[Dataset items]
··········
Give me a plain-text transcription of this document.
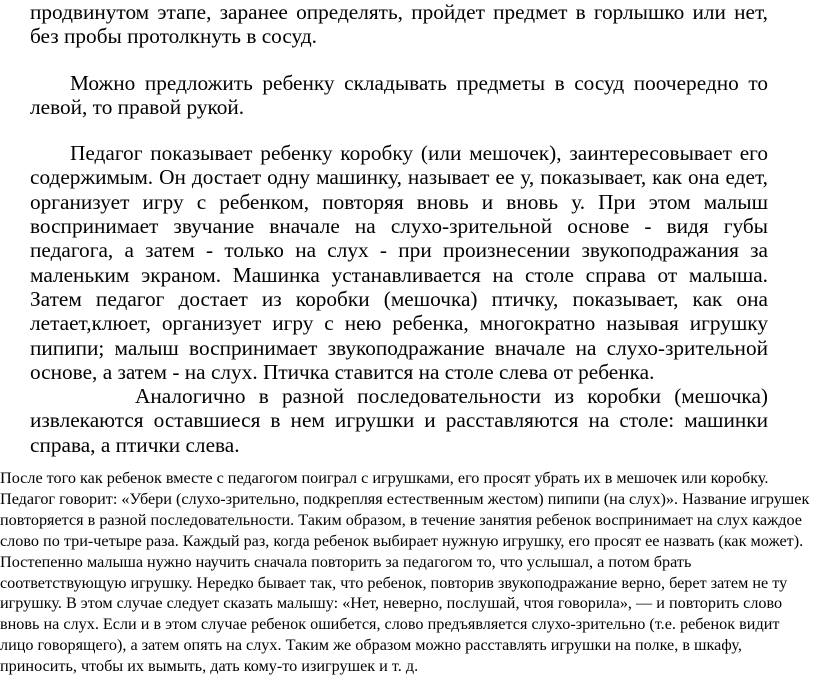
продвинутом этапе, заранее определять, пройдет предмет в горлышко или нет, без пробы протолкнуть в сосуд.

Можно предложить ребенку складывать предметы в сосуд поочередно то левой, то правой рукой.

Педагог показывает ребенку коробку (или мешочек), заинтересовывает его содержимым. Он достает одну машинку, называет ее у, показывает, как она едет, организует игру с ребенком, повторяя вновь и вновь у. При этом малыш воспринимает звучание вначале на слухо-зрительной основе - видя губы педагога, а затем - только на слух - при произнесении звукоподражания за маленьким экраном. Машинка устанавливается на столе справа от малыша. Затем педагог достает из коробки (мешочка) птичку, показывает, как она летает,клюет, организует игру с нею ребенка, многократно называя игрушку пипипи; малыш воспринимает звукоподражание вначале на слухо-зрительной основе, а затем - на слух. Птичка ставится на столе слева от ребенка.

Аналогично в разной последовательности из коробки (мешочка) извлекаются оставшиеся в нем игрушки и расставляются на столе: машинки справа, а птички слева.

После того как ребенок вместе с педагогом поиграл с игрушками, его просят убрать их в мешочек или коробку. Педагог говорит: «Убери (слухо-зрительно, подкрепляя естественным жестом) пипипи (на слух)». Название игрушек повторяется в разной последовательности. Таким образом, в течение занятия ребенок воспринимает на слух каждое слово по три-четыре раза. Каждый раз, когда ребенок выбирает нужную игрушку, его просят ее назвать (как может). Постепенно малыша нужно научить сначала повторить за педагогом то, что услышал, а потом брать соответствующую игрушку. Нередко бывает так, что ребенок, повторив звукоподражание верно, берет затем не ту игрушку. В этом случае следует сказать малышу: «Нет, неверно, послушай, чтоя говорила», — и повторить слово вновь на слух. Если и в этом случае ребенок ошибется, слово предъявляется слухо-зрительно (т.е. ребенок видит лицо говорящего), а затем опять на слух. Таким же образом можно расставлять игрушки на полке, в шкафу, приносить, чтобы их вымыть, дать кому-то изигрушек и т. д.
··········
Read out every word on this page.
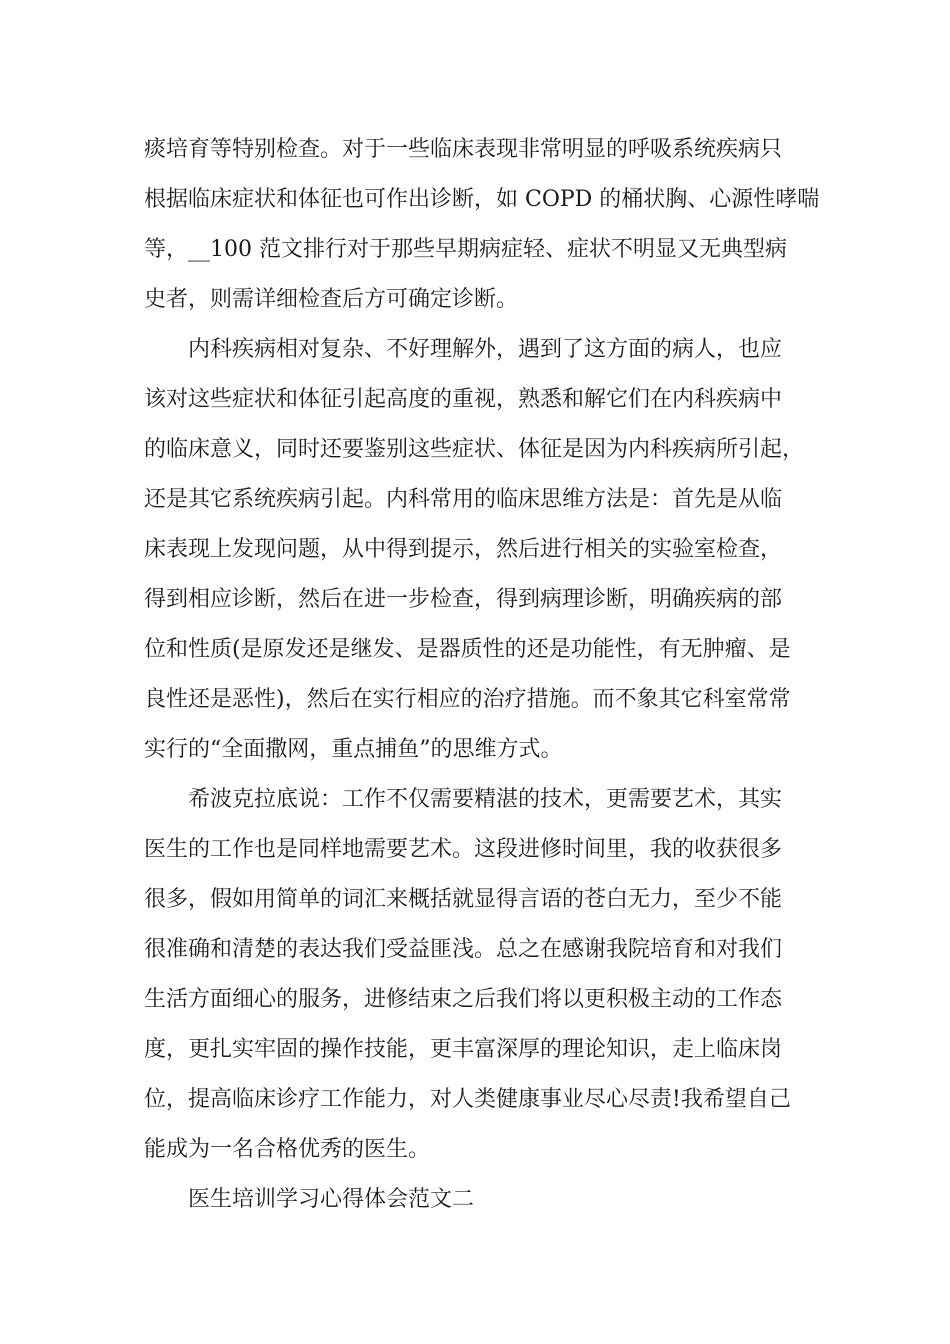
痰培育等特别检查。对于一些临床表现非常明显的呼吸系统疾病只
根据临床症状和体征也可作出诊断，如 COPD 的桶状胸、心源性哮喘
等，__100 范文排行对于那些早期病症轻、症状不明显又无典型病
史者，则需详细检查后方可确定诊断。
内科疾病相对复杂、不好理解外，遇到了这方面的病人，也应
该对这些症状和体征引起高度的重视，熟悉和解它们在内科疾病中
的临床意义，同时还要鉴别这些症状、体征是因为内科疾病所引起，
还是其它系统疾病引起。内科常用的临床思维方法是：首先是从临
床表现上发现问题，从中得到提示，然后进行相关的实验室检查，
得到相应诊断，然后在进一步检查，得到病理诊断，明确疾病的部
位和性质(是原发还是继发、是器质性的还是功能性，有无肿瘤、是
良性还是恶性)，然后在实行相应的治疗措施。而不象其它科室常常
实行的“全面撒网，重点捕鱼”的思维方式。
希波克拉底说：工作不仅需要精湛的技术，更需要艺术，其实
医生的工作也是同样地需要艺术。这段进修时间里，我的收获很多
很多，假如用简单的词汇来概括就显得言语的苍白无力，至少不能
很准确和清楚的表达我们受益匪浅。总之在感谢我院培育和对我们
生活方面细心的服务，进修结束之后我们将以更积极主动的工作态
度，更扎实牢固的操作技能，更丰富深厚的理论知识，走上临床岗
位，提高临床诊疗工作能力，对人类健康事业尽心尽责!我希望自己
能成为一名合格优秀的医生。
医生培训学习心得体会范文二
··········
Exercise directions >> Whichever lines contain the string "this", select and copy them.

Finished task >>
Give me a plain-text transcription of this document.
Read out every word on this page.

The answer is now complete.